▶ _DESCRIPTION OF THE TASK_:
Read through the data and report every line in which the word "image" occurs.

[Collected data]
※

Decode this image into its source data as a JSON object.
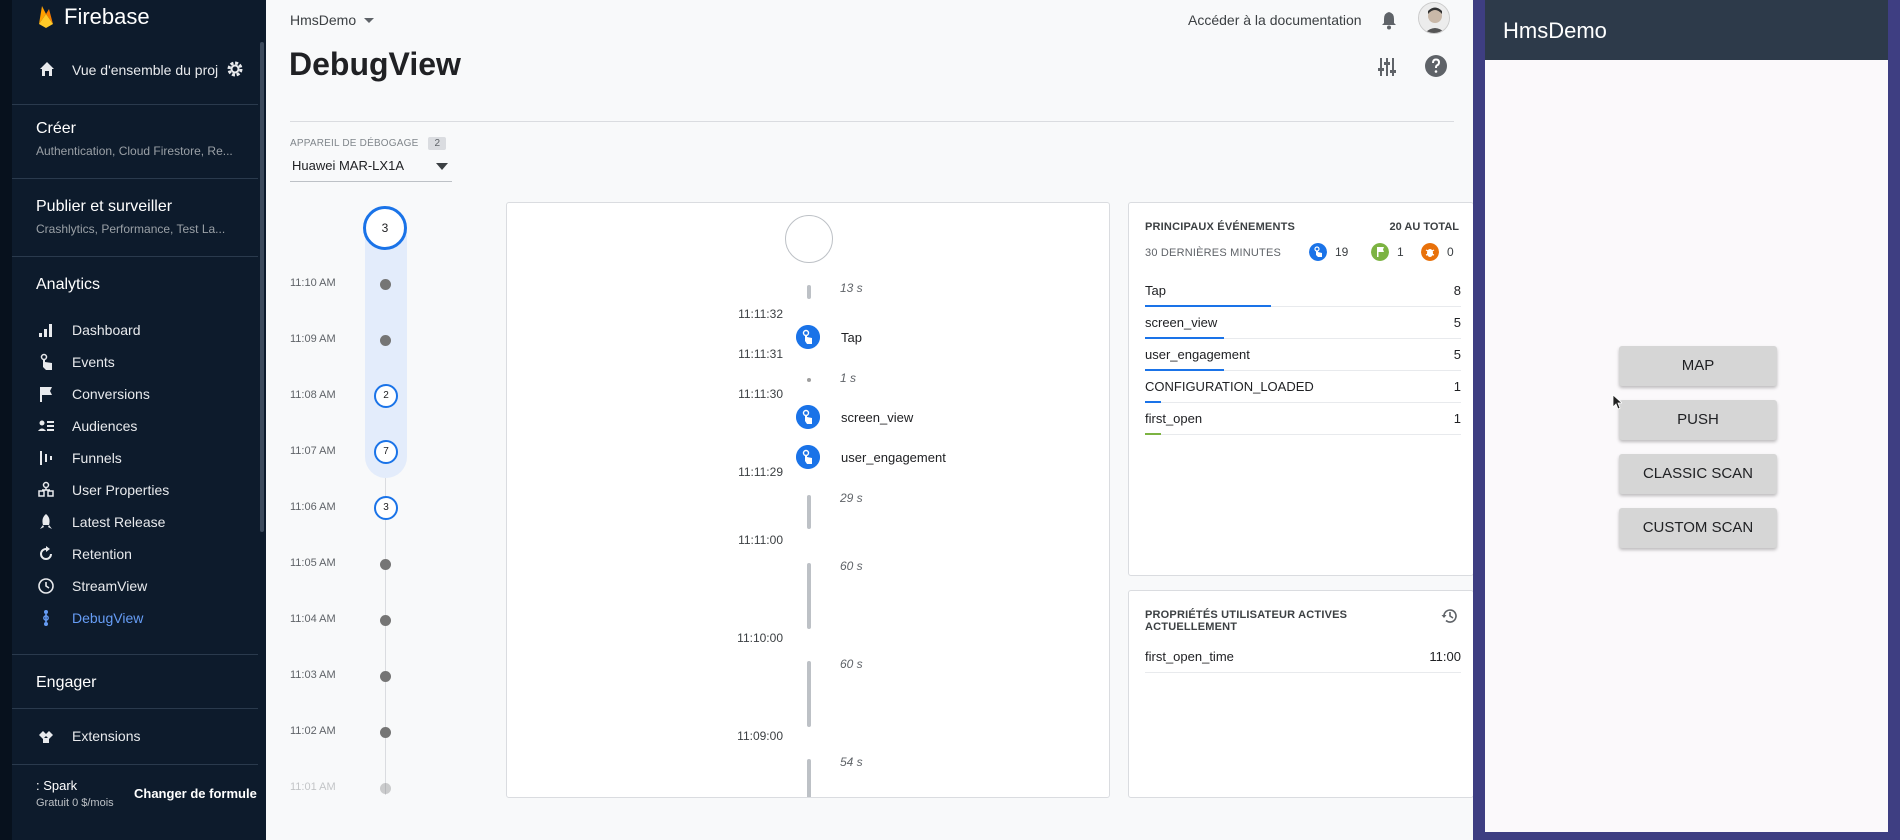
{
  "sidebar": {
    "brand": "Firebase",
    "overview_label": "Vue d'ensemble du proj",
    "sections": [
      {
        "title": "Créer",
        "sub": "Authentication, Cloud Firestore, Re..."
      },
      {
        "title": "Publier et surveiller",
        "sub": "Crashlytics, Performance, Test La..."
      }
    ],
    "analytics_title": "Analytics",
    "nav": [
      {
        "label": "Dashboard",
        "icon": "bar-chart-icon"
      },
      {
        "label": "Events",
        "icon": "touch-icon"
      },
      {
        "label": "Conversions",
        "icon": "flag-icon"
      },
      {
        "label": "Audiences",
        "icon": "audience-icon"
      },
      {
        "label": "Funnels",
        "icon": "funnel-icon"
      },
      {
        "label": "User Properties",
        "icon": "user-properties-icon"
      },
      {
        "label": "Latest Release",
        "icon": "release-icon"
      },
      {
        "label": "Retention",
        "icon": "retention-icon"
      },
      {
        "label": "StreamView",
        "icon": "clock-icon"
      },
      {
        "label": "DebugView",
        "icon": "debug-icon"
      }
    ],
    "active_nav": "DebugView",
    "engage_title": "Engager",
    "extensions_label": "Extensions",
    "plan_name": ": Spark",
    "plan_price": "Gratuit 0 $/mois",
    "change_plan": "Changer de formule"
  },
  "header": {
    "project": "HmsDemo",
    "doc_link": "Accéder à la documentation",
    "title": "DebugView"
  },
  "device": {
    "label": "APPAREIL DE DÉBOGAGE",
    "count": "2",
    "selected": "Huawei MAR-LX1A"
  },
  "minutes": {
    "top_count": "3",
    "rows": [
      {
        "time": "11:10 AM",
        "count": ""
      },
      {
        "time": "11:09 AM",
        "count": ""
      },
      {
        "time": "11:08 AM",
        "count": "2"
      },
      {
        "time": "11:07 AM",
        "count": "7"
      },
      {
        "time": "11:06 AM",
        "count": "3"
      },
      {
        "time": "11:05 AM",
        "count": ""
      },
      {
        "time": "11:04 AM",
        "count": ""
      },
      {
        "time": "11:03 AM",
        "count": ""
      },
      {
        "time": "11:02 AM",
        "count": ""
      },
      {
        "time": "11:01 AM",
        "count": ""
      }
    ]
  },
  "stream": {
    "times": [
      "11:11:32",
      "11:11:31",
      "11:11:30",
      "11:11:29",
      "11:11:00",
      "11:10:00",
      "11:09:00"
    ],
    "durations": [
      "13 s",
      "1 s",
      "29 s",
      "60 s",
      "60 s",
      "54 s"
    ],
    "events": [
      "Tap",
      "screen_view",
      "user_engagement"
    ]
  },
  "top_events": {
    "title": "PRINCIPAUX ÉVÉNEMENTS",
    "total": "20 AU TOTAL",
    "subtitle": "30 DERNIÈRES MINUTES",
    "stats": [
      {
        "icon": "touch-icon",
        "value": "19",
        "color": "#1a73e8"
      },
      {
        "icon": "flag-icon",
        "value": "1",
        "color": "#7cb342"
      },
      {
        "icon": "bug-icon",
        "value": "0",
        "color": "#e8710a"
      }
    ],
    "rows": [
      {
        "name": "Tap",
        "value": "8",
        "share": 0.4,
        "color": "#1a73e8"
      },
      {
        "name": "screen_view",
        "value": "5",
        "share": 0.25,
        "color": "#1a73e8"
      },
      {
        "name": "user_engagement",
        "value": "5",
        "share": 0.25,
        "color": "#1a73e8"
      },
      {
        "name": "CONFIGURATION_LOADED",
        "value": "1",
        "share": 0.05,
        "color": "#1a73e8"
      },
      {
        "name": "first_open",
        "value": "1",
        "share": 0.05,
        "color": "#7cb342"
      }
    ]
  },
  "user_props": {
    "title": "PROPRIÉTÉS UTILISATEUR ACTIVES ACTUELLEMENT",
    "rows": [
      {
        "name": "first_open_time",
        "value": "11:00"
      }
    ]
  },
  "phone": {
    "app_title": "HmsDemo",
    "buttons": [
      "MAP",
      "PUSH",
      "CLASSIC SCAN",
      "CUSTOM SCAN"
    ]
  }
}
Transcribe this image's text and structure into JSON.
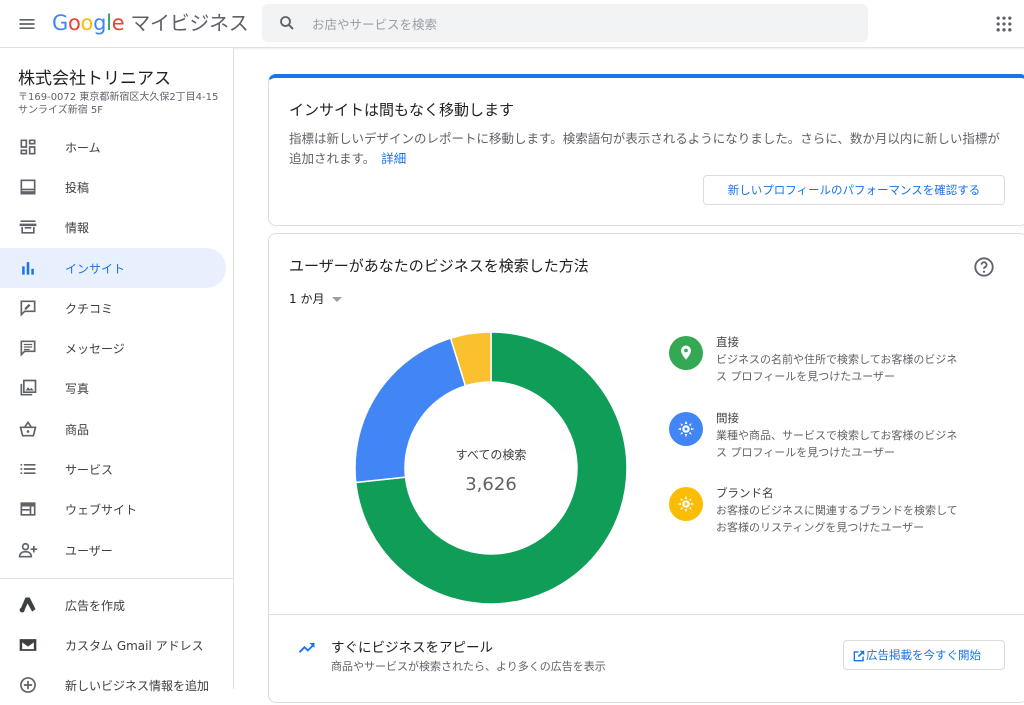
{
  "header": {
    "menu_icon": "menu-icon",
    "logo_letters": [
      "G",
      "o",
      "o",
      "g",
      "l",
      "e"
    ],
    "product": "マイビジネス",
    "search": {
      "placeholder": "お店やサービスを検索",
      "value": ""
    },
    "apps_icon": "apps-grid-icon"
  },
  "sidebar": {
    "business_name": "株式会社トリニアス",
    "address_line1": "〒169-0072 東京都新宿区大久保2丁目4-15",
    "address_line2": "サンライズ新宿 5F",
    "items": [
      {
        "label": "ホーム",
        "icon": "dashboard-icon"
      },
      {
        "label": "投稿",
        "icon": "posts-icon"
      },
      {
        "label": "情報",
        "icon": "storefront-icon"
      },
      {
        "label": "インサイト",
        "icon": "bar-chart-icon",
        "active": true
      },
      {
        "label": "クチコミ",
        "icon": "review-icon"
      },
      {
        "label": "メッセージ",
        "icon": "message-icon"
      },
      {
        "label": "写真",
        "icon": "photo-icon"
      },
      {
        "label": "商品",
        "icon": "basket-icon"
      },
      {
        "label": "サービス",
        "icon": "list-icon"
      },
      {
        "label": "ウェブサイト",
        "icon": "web-icon"
      },
      {
        "label": "ユーザー",
        "icon": "add-user-icon"
      }
    ],
    "bottom_items": [
      {
        "label": "広告を作成",
        "icon": "google-ads-icon"
      },
      {
        "label": "カスタム Gmail アドレス",
        "icon": "gmail-icon"
      },
      {
        "label": "新しいビジネス情報を追加",
        "icon": "add-circle-icon"
      }
    ]
  },
  "notice": {
    "title": "インサイトは間もなく移動します",
    "body": "指標は新しいデザインのレポートに移動します。検索語句が表示されるようになりました。さらに、数か月以内に新しい指標が追加されます。",
    "link": "詳細",
    "button": "新しいプロフィールのパフォーマンスを確認する"
  },
  "search_card": {
    "title": "ユーザーがあなたのビジネスを検索した方法",
    "help_icon": "help-icon",
    "period": "1 か月",
    "center_label": "すべての検索",
    "center_value": "3,626",
    "legend": [
      {
        "title": "直接",
        "desc": "ビジネスの名前や住所で検索してお客様のビジネス プロフィールを見つけたユーザー",
        "color": "#34a853",
        "icon": "location-pin-icon"
      },
      {
        "title": "間接",
        "desc": "業種や商品、サービスで検索してお客様のビジネス プロフィールを見つけたユーザー",
        "color": "#4285f4",
        "icon": "compass-icon"
      },
      {
        "title": "ブランド名",
        "desc": "お客様のビジネスに関連するブランドを検索してお客様のリスティングを見つけたユーザー",
        "color": "#fbbc04",
        "icon": "badge-icon"
      }
    ],
    "promo": {
      "title": "すぐにビジネスをアピール",
      "subtitle": "商品やサービスが検索されたら、より多くの広告を表示",
      "button": "広告掲載を今すぐ開始",
      "icon": "trending-up-icon"
    }
  },
  "chart_data": {
    "type": "pie",
    "title": "ユーザーがあなたのビジネスを検索した方法",
    "total_label": "すべての検索",
    "total": 3626,
    "categories": [
      "直接",
      "間接",
      "ブランド名"
    ],
    "values": [
      2658,
      794,
      174
    ],
    "colors": [
      "#0f9d58",
      "#4285f4",
      "#fbc02d"
    ]
  }
}
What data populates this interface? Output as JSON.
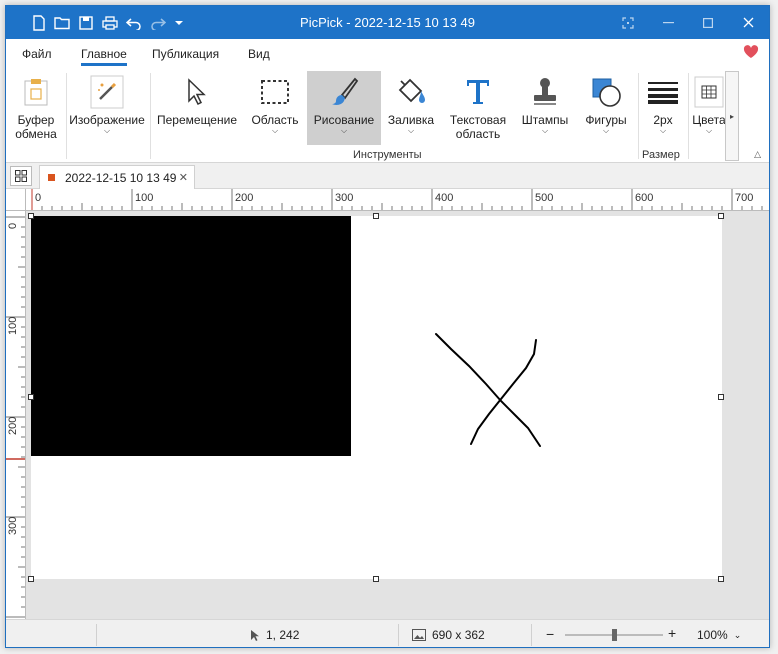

※

▶ _EXERCISE SOLUTION_:
Decode this image into its source data as a JSON object.
Transcribe this image's text and structure into JSON.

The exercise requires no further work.